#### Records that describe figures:
○ ○ ○ ○

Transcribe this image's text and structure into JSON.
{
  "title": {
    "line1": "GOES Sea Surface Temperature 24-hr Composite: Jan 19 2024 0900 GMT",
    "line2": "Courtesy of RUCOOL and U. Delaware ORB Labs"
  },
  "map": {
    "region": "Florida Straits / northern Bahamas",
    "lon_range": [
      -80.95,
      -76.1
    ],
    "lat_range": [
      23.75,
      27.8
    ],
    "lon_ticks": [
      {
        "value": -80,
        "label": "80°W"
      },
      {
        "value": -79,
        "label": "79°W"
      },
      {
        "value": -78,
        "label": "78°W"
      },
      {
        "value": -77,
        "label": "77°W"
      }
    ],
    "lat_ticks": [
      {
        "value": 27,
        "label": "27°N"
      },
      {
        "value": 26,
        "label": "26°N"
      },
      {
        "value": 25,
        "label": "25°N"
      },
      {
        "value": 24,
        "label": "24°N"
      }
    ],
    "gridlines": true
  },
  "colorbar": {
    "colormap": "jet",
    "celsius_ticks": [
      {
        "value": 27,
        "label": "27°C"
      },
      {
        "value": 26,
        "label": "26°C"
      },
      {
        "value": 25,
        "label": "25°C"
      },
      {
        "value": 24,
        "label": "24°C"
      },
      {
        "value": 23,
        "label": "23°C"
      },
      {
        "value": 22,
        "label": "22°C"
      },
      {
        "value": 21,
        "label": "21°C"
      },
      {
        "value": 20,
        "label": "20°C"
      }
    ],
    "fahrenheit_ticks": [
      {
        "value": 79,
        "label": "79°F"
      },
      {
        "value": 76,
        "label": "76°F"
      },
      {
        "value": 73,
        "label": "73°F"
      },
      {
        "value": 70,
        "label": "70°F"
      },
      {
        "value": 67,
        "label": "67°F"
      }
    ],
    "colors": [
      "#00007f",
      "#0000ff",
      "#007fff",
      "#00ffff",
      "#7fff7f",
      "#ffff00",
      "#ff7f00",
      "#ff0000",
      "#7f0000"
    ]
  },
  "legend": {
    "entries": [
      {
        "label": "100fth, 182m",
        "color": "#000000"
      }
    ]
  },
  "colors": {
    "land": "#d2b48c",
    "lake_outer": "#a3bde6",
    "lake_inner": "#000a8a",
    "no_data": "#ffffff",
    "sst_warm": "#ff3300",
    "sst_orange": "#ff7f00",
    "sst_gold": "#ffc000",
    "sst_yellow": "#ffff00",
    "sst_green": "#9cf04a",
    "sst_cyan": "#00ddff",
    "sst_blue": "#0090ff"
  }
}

○ ○ ○ ○

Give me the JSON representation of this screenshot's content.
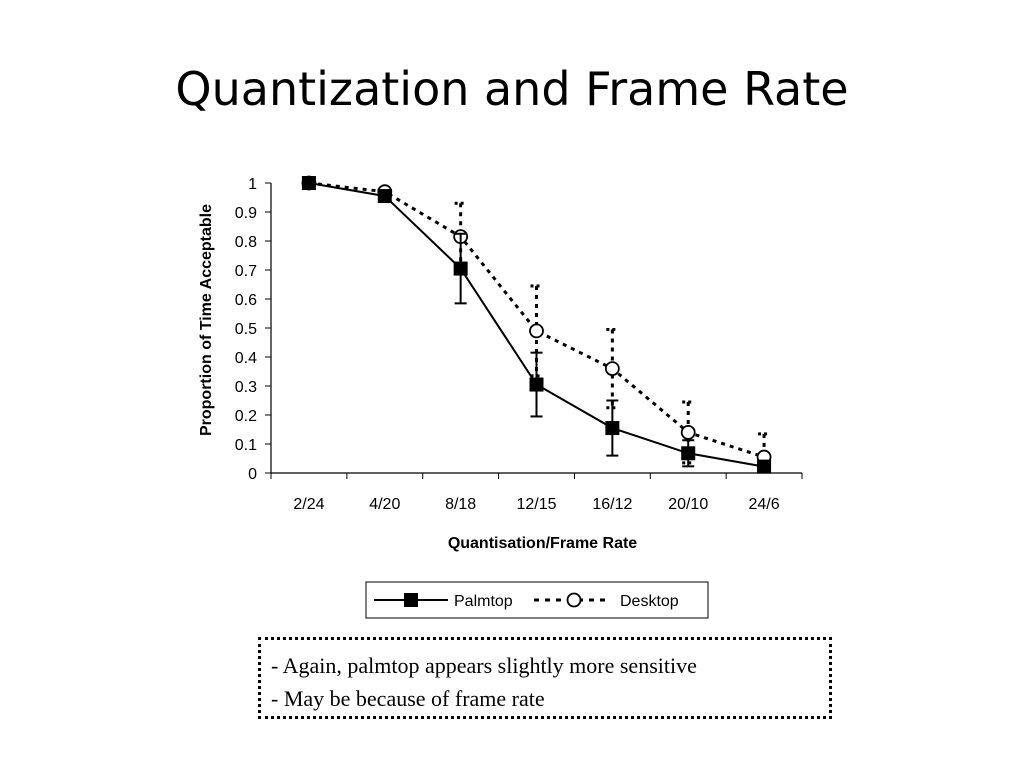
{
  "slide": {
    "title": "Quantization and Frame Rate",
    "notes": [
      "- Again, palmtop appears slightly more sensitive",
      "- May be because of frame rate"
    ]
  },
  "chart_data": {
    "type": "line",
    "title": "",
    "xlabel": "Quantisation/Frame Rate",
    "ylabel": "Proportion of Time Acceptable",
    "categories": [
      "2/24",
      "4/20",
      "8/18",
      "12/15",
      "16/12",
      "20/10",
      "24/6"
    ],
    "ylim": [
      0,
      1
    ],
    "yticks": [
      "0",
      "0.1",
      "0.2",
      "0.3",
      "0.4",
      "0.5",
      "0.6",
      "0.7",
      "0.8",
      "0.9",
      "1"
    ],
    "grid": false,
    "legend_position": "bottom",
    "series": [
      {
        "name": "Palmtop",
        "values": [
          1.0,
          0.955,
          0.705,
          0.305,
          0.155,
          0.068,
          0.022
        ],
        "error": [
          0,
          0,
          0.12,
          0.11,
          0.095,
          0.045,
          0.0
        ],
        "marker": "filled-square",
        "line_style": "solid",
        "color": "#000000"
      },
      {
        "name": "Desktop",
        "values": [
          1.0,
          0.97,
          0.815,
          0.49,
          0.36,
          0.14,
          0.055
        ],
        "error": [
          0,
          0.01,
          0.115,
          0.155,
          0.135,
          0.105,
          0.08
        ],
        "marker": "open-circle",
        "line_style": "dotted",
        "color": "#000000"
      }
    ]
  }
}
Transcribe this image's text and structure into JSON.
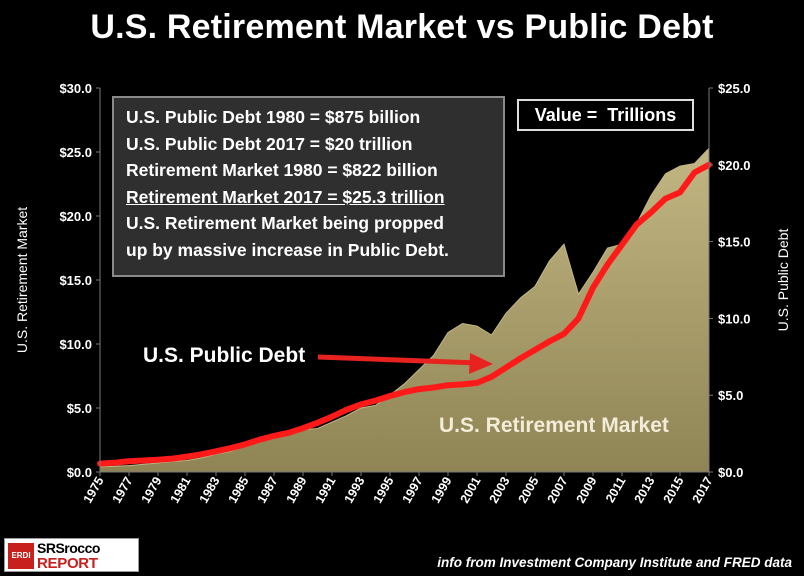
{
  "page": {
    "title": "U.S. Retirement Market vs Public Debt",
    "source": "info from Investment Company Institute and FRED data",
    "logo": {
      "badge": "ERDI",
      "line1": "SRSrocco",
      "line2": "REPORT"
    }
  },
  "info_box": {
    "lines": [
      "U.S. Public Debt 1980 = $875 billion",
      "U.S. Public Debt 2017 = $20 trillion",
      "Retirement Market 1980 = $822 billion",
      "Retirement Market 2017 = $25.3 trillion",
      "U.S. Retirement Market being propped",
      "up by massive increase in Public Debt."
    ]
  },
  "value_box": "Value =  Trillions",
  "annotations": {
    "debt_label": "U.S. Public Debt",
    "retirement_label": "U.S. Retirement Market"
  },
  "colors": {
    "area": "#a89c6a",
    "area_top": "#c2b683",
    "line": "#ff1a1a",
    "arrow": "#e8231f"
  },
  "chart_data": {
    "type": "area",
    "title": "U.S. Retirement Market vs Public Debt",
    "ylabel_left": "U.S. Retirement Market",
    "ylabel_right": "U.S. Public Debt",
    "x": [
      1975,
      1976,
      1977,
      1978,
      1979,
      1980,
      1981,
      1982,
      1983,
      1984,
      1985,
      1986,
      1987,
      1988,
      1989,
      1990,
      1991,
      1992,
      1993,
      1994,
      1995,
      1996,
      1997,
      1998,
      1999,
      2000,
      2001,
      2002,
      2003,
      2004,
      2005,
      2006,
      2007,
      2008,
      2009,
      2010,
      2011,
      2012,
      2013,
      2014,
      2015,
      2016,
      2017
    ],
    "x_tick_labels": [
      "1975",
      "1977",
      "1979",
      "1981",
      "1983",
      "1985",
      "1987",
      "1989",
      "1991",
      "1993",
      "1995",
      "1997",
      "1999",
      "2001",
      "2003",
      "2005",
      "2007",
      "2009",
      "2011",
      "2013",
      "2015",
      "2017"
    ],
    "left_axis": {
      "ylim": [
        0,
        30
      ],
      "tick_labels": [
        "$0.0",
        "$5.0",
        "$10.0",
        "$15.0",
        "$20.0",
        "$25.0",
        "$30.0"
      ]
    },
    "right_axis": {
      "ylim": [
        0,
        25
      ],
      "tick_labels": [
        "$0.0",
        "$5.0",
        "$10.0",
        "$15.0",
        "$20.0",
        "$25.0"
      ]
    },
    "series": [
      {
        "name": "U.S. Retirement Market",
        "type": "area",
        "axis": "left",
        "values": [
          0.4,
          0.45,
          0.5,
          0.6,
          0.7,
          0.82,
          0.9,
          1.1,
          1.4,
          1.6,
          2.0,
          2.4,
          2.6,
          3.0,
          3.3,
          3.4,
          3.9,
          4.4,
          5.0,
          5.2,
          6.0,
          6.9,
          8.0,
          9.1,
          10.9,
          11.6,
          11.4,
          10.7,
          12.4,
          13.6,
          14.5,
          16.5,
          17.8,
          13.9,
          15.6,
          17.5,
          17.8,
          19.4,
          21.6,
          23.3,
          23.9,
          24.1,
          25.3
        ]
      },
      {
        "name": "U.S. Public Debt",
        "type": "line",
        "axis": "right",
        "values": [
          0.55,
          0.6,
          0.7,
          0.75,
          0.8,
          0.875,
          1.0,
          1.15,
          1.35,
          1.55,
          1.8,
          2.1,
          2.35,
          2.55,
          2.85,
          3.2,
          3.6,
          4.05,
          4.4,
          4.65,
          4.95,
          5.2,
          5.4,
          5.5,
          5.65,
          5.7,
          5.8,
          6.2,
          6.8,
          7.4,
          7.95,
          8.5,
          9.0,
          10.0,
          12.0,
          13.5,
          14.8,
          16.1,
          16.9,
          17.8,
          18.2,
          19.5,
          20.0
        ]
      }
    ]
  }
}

○ ○ ○ ○

#### Aim:
Find how many lines in the records contain the string "Market", then give the number alone.

#### Written response:
8